───── SUPPLIED MATERIAL

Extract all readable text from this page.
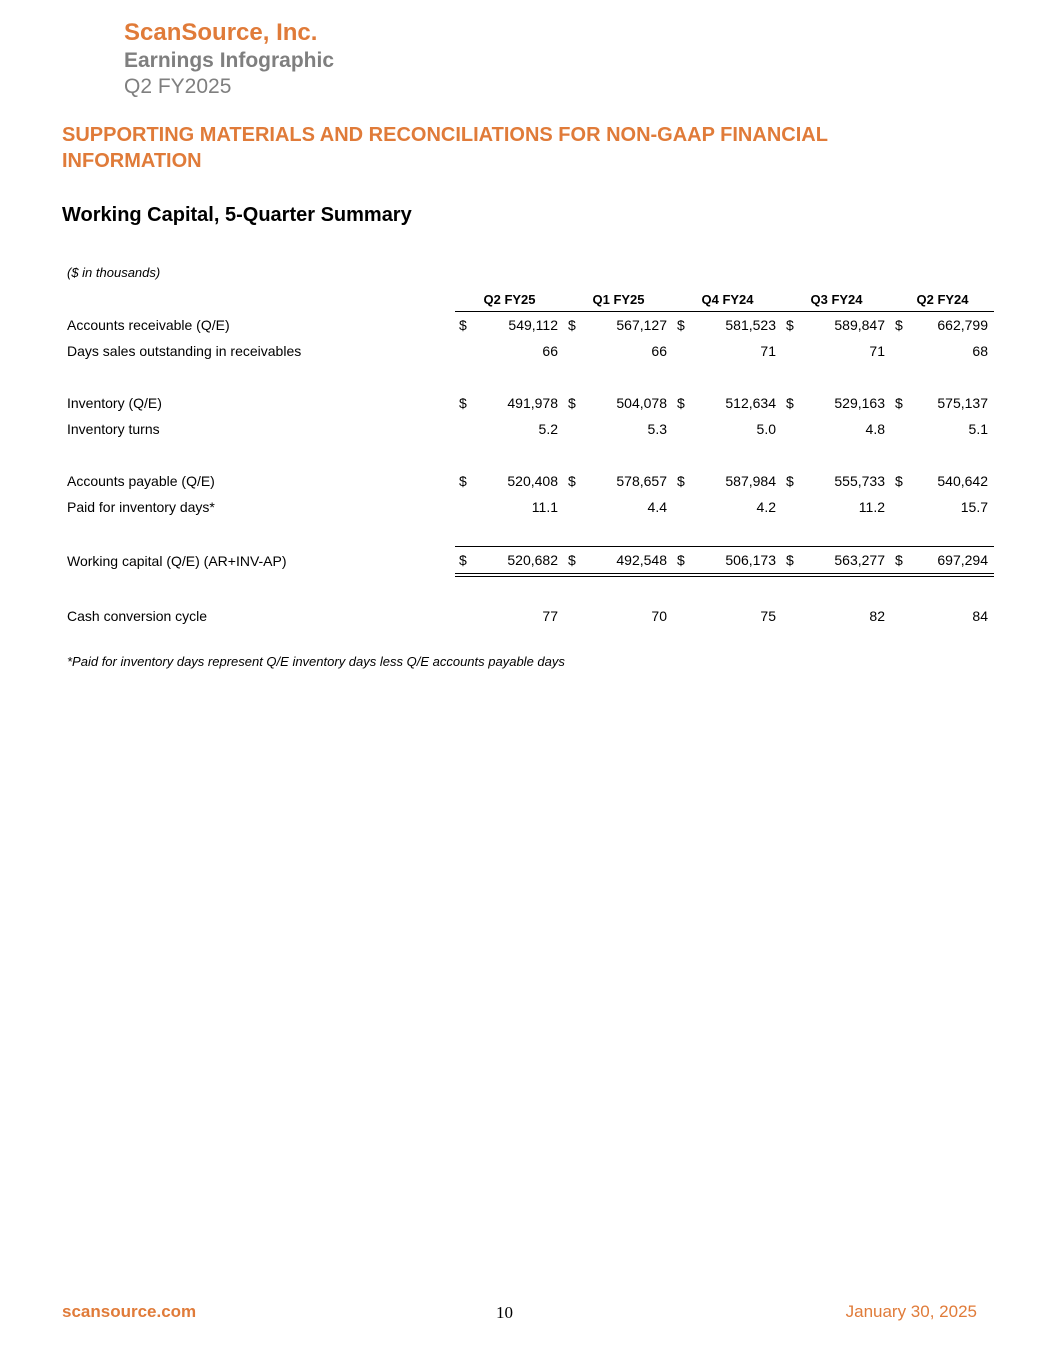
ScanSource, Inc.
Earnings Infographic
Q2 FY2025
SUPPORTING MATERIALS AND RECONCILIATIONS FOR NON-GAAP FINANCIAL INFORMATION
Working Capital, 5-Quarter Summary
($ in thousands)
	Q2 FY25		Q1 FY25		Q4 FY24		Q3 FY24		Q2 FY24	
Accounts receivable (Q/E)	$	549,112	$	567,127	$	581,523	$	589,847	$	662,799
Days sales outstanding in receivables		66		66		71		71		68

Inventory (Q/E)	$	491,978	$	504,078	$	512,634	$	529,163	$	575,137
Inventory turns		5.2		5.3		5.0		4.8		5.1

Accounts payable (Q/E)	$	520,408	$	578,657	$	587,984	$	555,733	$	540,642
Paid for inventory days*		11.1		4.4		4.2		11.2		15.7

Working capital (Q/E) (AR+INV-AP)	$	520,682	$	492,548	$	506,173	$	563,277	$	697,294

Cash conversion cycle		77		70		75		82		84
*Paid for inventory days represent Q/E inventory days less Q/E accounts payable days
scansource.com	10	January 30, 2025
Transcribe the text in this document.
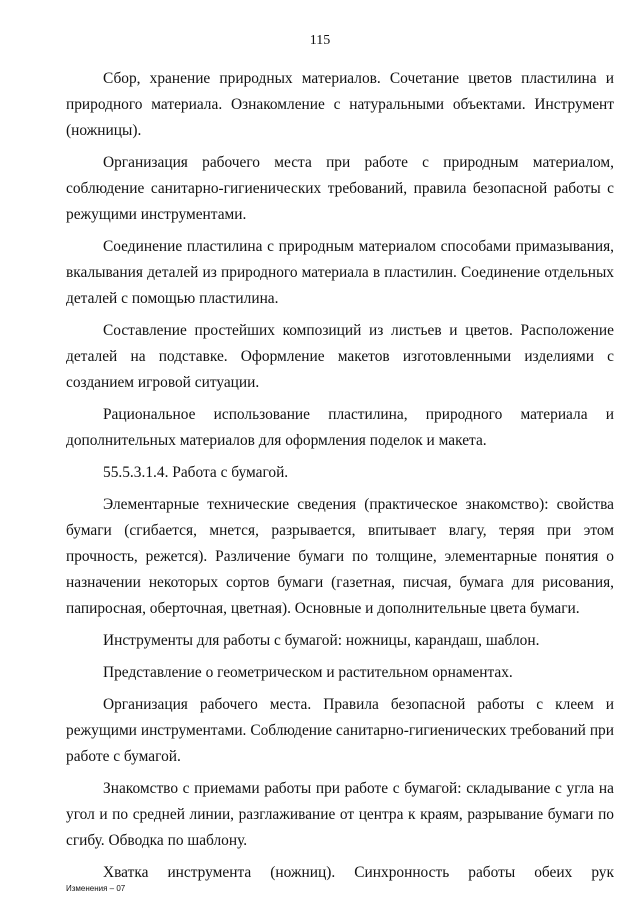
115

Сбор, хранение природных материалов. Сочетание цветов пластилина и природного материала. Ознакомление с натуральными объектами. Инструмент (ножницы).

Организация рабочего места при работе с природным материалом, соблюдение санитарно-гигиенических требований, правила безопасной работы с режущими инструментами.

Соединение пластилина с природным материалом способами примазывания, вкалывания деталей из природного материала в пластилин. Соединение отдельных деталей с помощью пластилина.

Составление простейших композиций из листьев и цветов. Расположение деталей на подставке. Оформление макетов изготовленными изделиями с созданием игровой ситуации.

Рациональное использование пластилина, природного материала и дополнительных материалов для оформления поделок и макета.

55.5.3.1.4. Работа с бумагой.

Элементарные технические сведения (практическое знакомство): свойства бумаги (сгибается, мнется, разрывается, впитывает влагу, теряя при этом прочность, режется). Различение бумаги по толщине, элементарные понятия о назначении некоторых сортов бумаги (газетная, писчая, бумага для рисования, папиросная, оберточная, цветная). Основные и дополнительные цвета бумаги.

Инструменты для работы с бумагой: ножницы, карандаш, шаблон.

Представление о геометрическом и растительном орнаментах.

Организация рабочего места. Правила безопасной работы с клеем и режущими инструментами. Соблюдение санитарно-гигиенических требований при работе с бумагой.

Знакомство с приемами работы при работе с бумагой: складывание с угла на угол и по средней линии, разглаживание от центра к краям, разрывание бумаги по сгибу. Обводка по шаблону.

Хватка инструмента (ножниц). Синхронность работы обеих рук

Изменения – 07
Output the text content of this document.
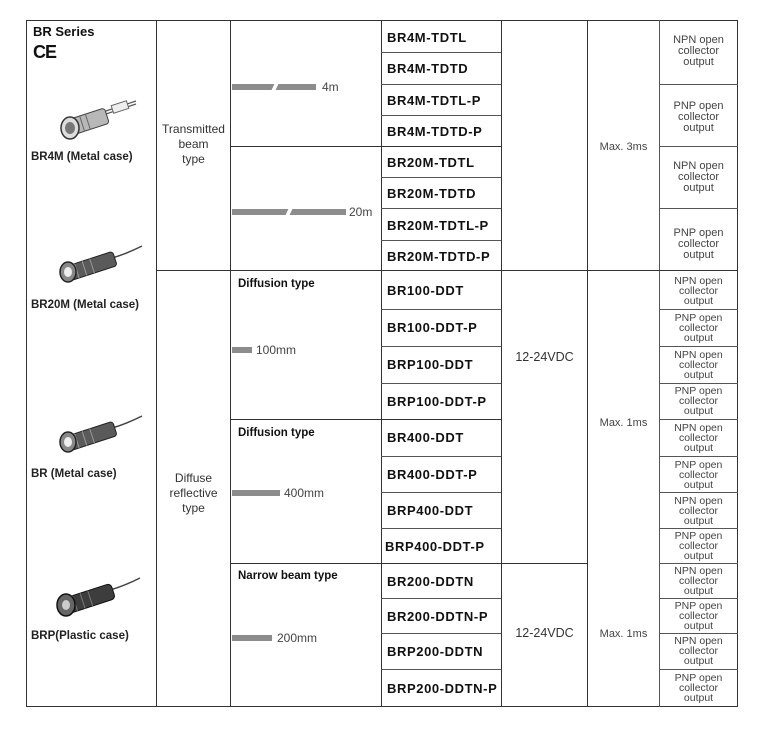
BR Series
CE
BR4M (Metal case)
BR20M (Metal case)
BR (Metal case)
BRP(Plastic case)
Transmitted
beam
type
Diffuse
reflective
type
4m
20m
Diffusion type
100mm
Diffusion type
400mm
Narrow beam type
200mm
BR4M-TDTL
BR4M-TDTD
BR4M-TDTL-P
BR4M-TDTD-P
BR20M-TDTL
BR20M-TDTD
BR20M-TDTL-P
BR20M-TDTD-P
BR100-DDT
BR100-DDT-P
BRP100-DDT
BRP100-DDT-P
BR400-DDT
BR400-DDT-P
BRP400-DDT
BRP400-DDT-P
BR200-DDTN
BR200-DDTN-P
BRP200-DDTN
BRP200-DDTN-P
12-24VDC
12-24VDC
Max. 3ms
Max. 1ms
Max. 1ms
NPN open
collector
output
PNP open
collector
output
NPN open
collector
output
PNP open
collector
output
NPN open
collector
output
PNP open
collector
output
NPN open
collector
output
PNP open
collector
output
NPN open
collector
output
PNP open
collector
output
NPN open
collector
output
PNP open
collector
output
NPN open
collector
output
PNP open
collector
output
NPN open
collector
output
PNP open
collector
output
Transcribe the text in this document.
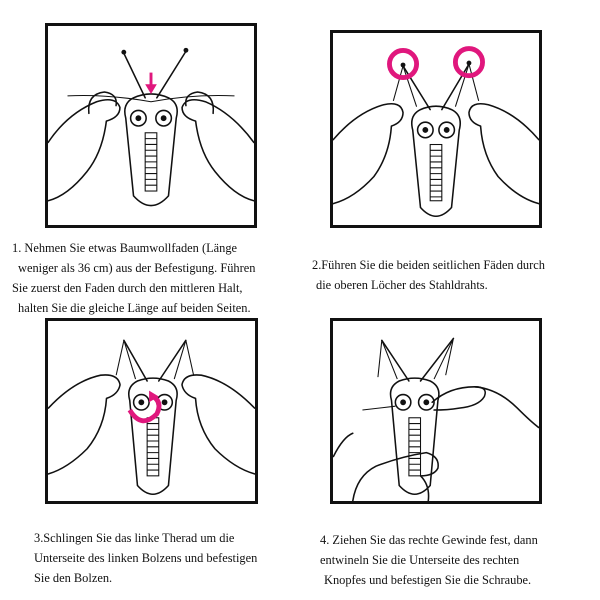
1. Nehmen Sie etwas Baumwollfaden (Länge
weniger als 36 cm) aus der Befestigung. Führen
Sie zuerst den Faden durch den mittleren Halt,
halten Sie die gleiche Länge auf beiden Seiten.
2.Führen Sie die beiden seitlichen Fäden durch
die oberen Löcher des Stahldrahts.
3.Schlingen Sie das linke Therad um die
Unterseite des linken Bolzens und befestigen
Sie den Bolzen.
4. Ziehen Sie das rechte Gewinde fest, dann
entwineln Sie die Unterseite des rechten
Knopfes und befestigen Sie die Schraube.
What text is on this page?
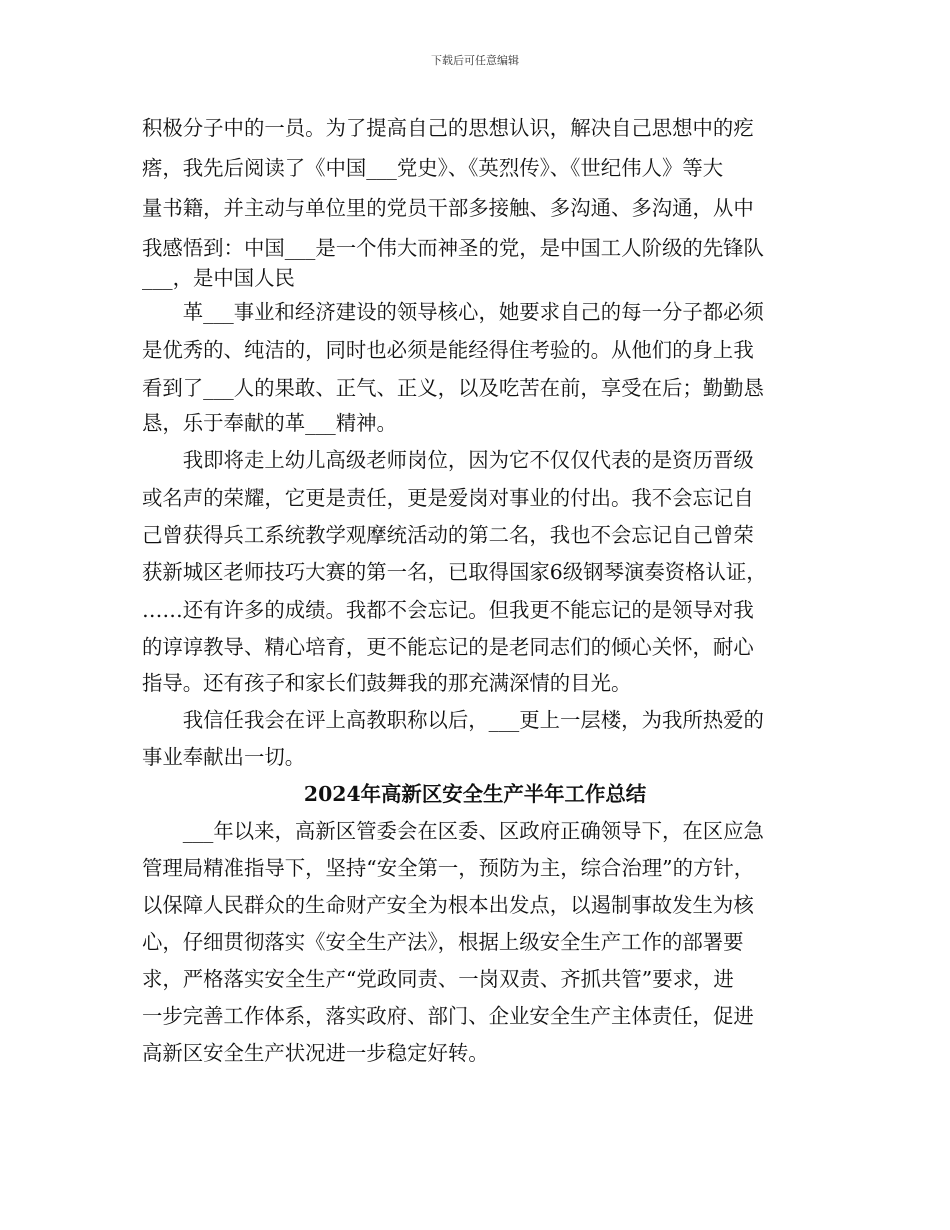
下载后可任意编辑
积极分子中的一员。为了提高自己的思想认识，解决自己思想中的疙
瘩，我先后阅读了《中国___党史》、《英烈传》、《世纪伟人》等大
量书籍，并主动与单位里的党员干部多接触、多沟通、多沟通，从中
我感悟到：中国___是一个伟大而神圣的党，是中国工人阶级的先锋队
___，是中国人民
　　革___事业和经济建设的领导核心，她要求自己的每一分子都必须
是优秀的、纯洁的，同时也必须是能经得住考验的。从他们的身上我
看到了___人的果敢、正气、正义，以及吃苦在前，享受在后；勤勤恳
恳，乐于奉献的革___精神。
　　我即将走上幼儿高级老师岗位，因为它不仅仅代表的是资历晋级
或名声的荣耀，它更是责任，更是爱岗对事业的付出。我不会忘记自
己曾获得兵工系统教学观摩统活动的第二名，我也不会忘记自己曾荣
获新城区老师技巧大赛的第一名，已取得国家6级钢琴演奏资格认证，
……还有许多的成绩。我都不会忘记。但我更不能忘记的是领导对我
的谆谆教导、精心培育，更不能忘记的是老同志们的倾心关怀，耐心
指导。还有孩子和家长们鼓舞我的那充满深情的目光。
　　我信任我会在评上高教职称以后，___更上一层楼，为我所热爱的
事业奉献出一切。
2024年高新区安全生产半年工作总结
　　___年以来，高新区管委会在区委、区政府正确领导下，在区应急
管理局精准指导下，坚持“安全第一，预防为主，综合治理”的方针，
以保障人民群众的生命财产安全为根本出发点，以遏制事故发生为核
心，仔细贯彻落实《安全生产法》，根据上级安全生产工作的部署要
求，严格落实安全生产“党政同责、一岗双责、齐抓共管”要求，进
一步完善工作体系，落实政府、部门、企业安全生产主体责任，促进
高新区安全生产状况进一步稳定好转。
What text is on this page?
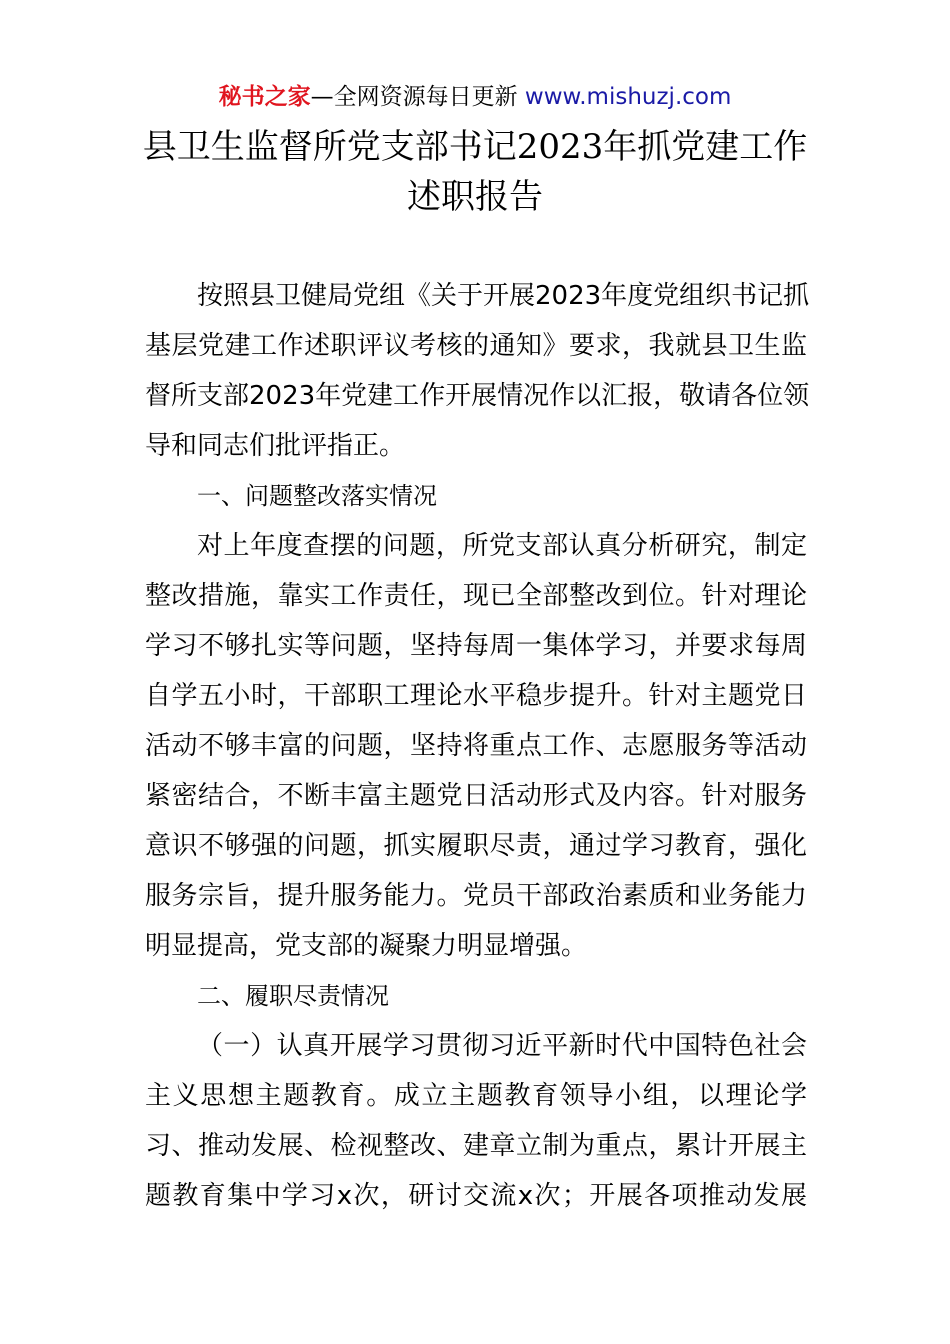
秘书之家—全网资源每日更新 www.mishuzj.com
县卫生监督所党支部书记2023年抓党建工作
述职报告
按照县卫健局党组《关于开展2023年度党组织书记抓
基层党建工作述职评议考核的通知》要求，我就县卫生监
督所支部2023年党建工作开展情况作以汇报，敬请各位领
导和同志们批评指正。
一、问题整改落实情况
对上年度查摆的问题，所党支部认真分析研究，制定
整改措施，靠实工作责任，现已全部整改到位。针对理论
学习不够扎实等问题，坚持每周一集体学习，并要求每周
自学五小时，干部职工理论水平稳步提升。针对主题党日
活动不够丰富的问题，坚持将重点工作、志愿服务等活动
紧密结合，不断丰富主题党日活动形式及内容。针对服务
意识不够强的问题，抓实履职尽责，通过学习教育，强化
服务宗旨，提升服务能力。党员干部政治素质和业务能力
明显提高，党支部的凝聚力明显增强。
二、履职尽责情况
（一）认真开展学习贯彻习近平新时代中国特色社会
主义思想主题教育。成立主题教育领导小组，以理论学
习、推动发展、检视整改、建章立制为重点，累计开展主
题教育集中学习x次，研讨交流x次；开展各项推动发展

──────────

◆ WHAT NEEDS TO BE DONE
Copy out all the records exactly, excluding pictures.

◆ WORKED SOLUTION
Extract all readable text from this page.
ScanSource, Inc.
Earnings Infographic
Q2 FY2025
SUPPORTING MATERIALS AND RECONCILIATIONS FOR NON-GAAP FINANCIAL INFORMATION
Working Capital, 5-Quarter Summary
($ in thousands)
	Q2 FY25		Q1 FY25		Q4 FY24		Q3 FY24		Q2 FY24	
Accounts receivable (Q/E)	$	549,112	$	567,127	$	581,523	$	589,847	$	662,799
Days sales outstanding in receivables		66		66		71		71		68

Inventory (Q/E)	$	491,978	$	504,078	$	512,634	$	529,163	$	575,137
Inventory turns		5.2		5.3		5.0		4.8		5.1

Accounts payable (Q/E)	$	520,408	$	578,657	$	587,984	$	555,733	$	540,642
Paid for inventory days*		11.1		4.4		4.2		11.2		15.7

Working capital (Q/E) (AR+INV-AP)	$	520,682	$	492,548	$	506,173	$	563,277	$	697,294

Cash conversion cycle		77		70		75		82		84
*Paid for inventory days represent Q/E inventory days less Q/E accounts payable days
scansource.com	10	January 30, 2025
Transcribe the text in this document.
115

Сбор, хранение природных материалов. Сочетание цветов пластилина и природного материала. Ознакомление с натуральными объектами. Инструмент (ножницы).

Организация рабочего места при работе с природным материалом, соблюдение санитарно-гигиенических требований, правила безопасной работы с режущими инструментами.

Соединение пластилина с природным материалом способами примазывания, вкалывания деталей из природного материала в пластилин. Соединение отдельных деталей с помощью пластилина.

Составление простейших композиций из листьев и цветов. Расположение деталей на подставке. Оформление макетов изготовленными изделиями с созданием игровой ситуации.

Рациональное использование пластилина, природного материала и дополнительных материалов для оформления поделок и макета.

55.5.3.1.4. Работа с бумагой.

Элементарные технические сведения (практическое знакомство): свойства бумаги (сгибается, мнется, разрывается, впитывает влагу, теряя при этом прочность, режется). Различение бумаги по толщине, элементарные понятия о назначении некоторых сортов бумаги (газетная, писчая, бумага для рисования, папиросная, оберточная, цветная). Основные и дополнительные цвета бумаги.

Инструменты для работы с бумагой: ножницы, карандаш, шаблон.

Представление о геометрическом и растительном орнаментах.

Организация рабочего места. Правила безопасной работы с клеем и режущими инструментами. Соблюдение санитарно-гигиенических требований при работе с бумагой.

Знакомство с приемами работы при работе с бумагой: складывание с угла на угол и по средней линии, разглаживание от центра к краям, разрывание бумаги по сгибу. Обводка по шаблону.

Хватка инструмента (ножниц). Синхронность работы обеих рук

Изменения – 07
Output the text content of this document.
BR Series
CE
BR4M (Metal case)
BR20M (Metal case)
BR (Metal case)
BRP(Plastic case)
Transmitted
beam
type
Diffuse
reflective
type
4m
20m
Diffusion type
100mm
Diffusion type
400mm
Narrow beam type
200mm
BR4M-TDTL
BR4M-TDTD
BR4M-TDTL-P
BR4M-TDTD-P
BR20M-TDTL
BR20M-TDTD
BR20M-TDTL-P
BR20M-TDTD-P
BR100-DDT
BR100-DDT-P
BRP100-DDT
BRP100-DDT-P
BR400-DDT
BR400-DDT-P
BRP400-DDT
BRP400-DDT-P
BR200-DDTN
BR200-DDTN-P
BRP200-DDTN
BRP200-DDTN-P
12-24VDC
12-24VDC
Max. 3ms
Max. 1ms
Max. 1ms
NPN open
collector
output
PNP open
collector
output
NPN open
collector
output
PNP open
collector
output
NPN open
collector
output
PNP open
collector
output
NPN open
collector
output
PNP open
collector
output
NPN open
collector
output
PNP open
collector
output
NPN open
collector
output
PNP open
collector
output
NPN open
collector
output
PNP open
collector
output
NPN open
collector
output
PNP open
collector
output
Transcribe the text in this document.
1. Nehmen Sie etwas Baumwollfaden (Länge
weniger als 36 cm) aus der Befestigung. Führen
Sie zuerst den Faden durch den mittleren Halt,
halten Sie die gleiche Länge auf beiden Seiten.
2.Führen Sie die beiden seitlichen Fäden durch
die oberen Löcher des Stahldrahts.
3.Schlingen Sie das linke Therad um die
Unterseite des linken Bolzens und befestigen
Sie den Bolzen.
4. Ziehen Sie das rechte Gewinde fest, dann
entwineln Sie die Unterseite des rechten
Knopfes und befestigen Sie die Schraube.
What text is on this page?
下载后可任意编辑
积极分子中的一员。为了提高自己的思想认识，解决自己思想中的疙
瘩，我先后阅读了《中国___党史》、《英烈传》、《世纪伟人》等大
量书籍，并主动与单位里的党员干部多接触、多沟通、多沟通，从中
我感悟到：中国___是一个伟大而神圣的党，是中国工人阶级的先锋队
___，是中国人民
　　革___事业和经济建设的领导核心，她要求自己的每一分子都必须
是优秀的、纯洁的，同时也必须是能经得住考验的。从他们的身上我
看到了___人的果敢、正气、正义，以及吃苦在前，享受在后；勤勤恳
恳，乐于奉献的革___精神。
　　我即将走上幼儿高级老师岗位，因为它不仅仅代表的是资历晋级
或名声的荣耀，它更是责任，更是爱岗对事业的付出。我不会忘记自
己曾获得兵工系统教学观摩统活动的第二名，我也不会忘记自己曾荣
获新城区老师技巧大赛的第一名，已取得国家6级钢琴演奏资格认证，
……还有许多的成绩。我都不会忘记。但我更不能忘记的是领导对我
的谆谆教导、精心培育，更不能忘记的是老同志们的倾心关怀，耐心
指导。还有孩子和家长们鼓舞我的那充满深情的目光。
　　我信任我会在评上高教职称以后，___更上一层楼，为我所热爱的
事业奉献出一切。
2024年高新区安全生产半年工作总结
　　___年以来，高新区管委会在区委、区政府正确领导下，在区应急
管理局精准指导下，坚持“安全第一，预防为主，综合治理”的方针，
以保障人民群众的生命财产安全为根本出发点，以遏制事故发生为核
心，仔细贯彻落实《安全生产法》，根据上级安全生产工作的部署要
求，严格落实安全生产“党政同责、一岗双责、齐抓共管”要求，进
一步完善工作体系，落实政府、部门、企业安全生产主体责任，促进
高新区安全生产状况进一步稳定好转。
What text is on this page?
秘书之家—全网资源每日更新 www.mishuzj.com
县卫生监督所党支部书记2023年抓党建工作
述职报告
按照县卫健局党组《关于开展2023年度党组织书记抓
基层党建工作述职评议考核的通知》要求，我就县卫生监
督所支部2023年党建工作开展情况作以汇报，敬请各位领
导和同志们批评指正。
一、问题整改落实情况
对上年度查摆的问题，所党支部认真分析研究，制定
整改措施，靠实工作责任，现已全部整改到位。针对理论
学习不够扎实等问题，坚持每周一集体学习，并要求每周
自学五小时，干部职工理论水平稳步提升。针对主题党日
活动不够丰富的问题，坚持将重点工作、志愿服务等活动
紧密结合，不断丰富主题党日活动形式及内容。针对服务
意识不够强的问题，抓实履职尽责，通过学习教育，强化
服务宗旨，提升服务能力。党员干部政治素质和业务能力
明显提高，党支部的凝聚力明显增强。
二、履职尽责情况
（一）认真开展学习贯彻习近平新时代中国特色社会
主义思想主题教育。成立主题教育领导小组，以理论学
习、推动发展、检视整改、建章立制为重点，累计开展主
题教育集中学习x次，研讨交流x次；开展各项推动发展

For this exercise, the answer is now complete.